§ Records provided
------------
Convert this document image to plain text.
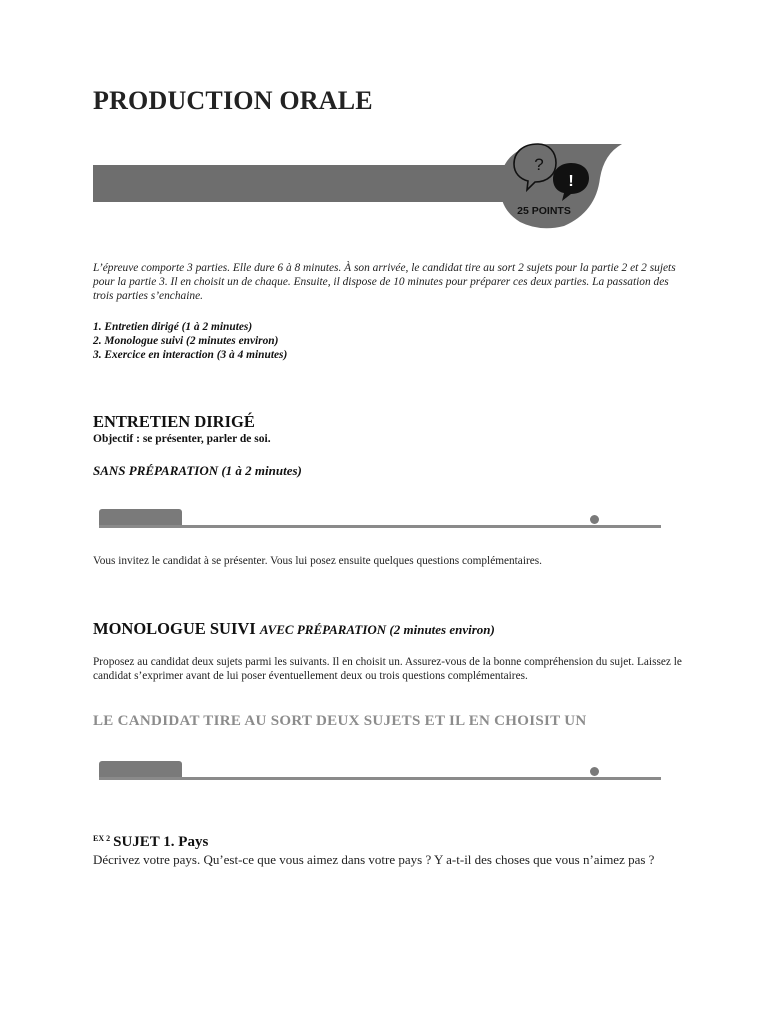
PRODUCTION ORALE
?
!
25 POINTS
L’épreuve comporte 3 parties. Elle dure 6 à 8 minutes. À son arrivée, le candidat tire au sort 2 sujets pour la partie 2 et 2 sujets pour la partie 3. Il en choisit un de chaque. Ensuite, il dispose de 10 minutes pour préparer ces deux parties. La passation des trois parties s’enchaine.
1. Entretien dirigé (1 à 2 minutes)
2. Monologue suivi (2 minutes environ)
3. Exercice en interaction (3 à 4 minutes)
ENTRETIEN DIRIGÉ
Objectif : se présenter, parler de soi.
SANS PRÉPARATION (1 à 2 minutes)
Vous invitez le candidat à se présenter. Vous lui posez ensuite quelques questions complémentaires.
MONOLOGUE SUIVI AVEC PRÉPARATION (2 minutes environ)
Proposez au candidat deux sujets parmi les suivants. Il en choisit un. Assurez-vous de la bonne compréhension du sujet. Laissez le candidat s’exprimer avant de lui poser éventuellement deux ou trois questions complémentaires.
LE CANDIDAT TIRE AU SORT DEUX SUJETS ET IL EN CHOISIT UN
$^{EX 2}$ SUJET 1. Pays
Décrivez votre pays. Qu’est-ce que vous aimez dans votre pays ? Y a-t-il des choses que vous n’aimez pas ?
------------
§ Exercise task
Exclude all images and restate the records above word for word.

§ Task result
Convert this document image to plain text.
PRODUCTION ORALE
?
!
25 POINTS
L’épreuve comporte 3 parties. Elle dure 6 à 8 minutes. À son arrivée, le candidat tire au sort 2 sujets pour la partie 2 et 2 sujets pour la partie 3. Il en choisit un de chaque. Ensuite, il dispose de 10 minutes pour préparer ces deux parties. La passation des trois parties s’enchaine.
1. Entretien dirigé (1 à 2 minutes)
2. Monologue suivi (2 minutes environ)
3. Exercice en interaction (3 à 4 minutes)
ENTRETIEN DIRIGÉ
Objectif : se présenter, parler de soi.
SANS PRÉPARATION (1 à 2 minutes)
Vous invitez le candidat à se présenter. Vous lui posez ensuite quelques questions complémentaires.
MONOLOGUE SUIVI AVEC PRÉPARATION (2 minutes environ)
Proposez au candidat deux sujets parmi les suivants. Il en choisit un. Assurez-vous de la bonne compréhension du sujet. Laissez le candidat s’exprimer avant de lui poser éventuellement deux ou trois questions complémentaires.
LE CANDIDAT TIRE AU SORT DEUX SUJETS ET IL EN CHOISIT UN
$^{EX 2}$ SUJET 1. Pays
Décrivez votre pays. Qu’est-ce que vous aimez dans votre pays ? Y a-t-il des choses que vous n’aimez pas ?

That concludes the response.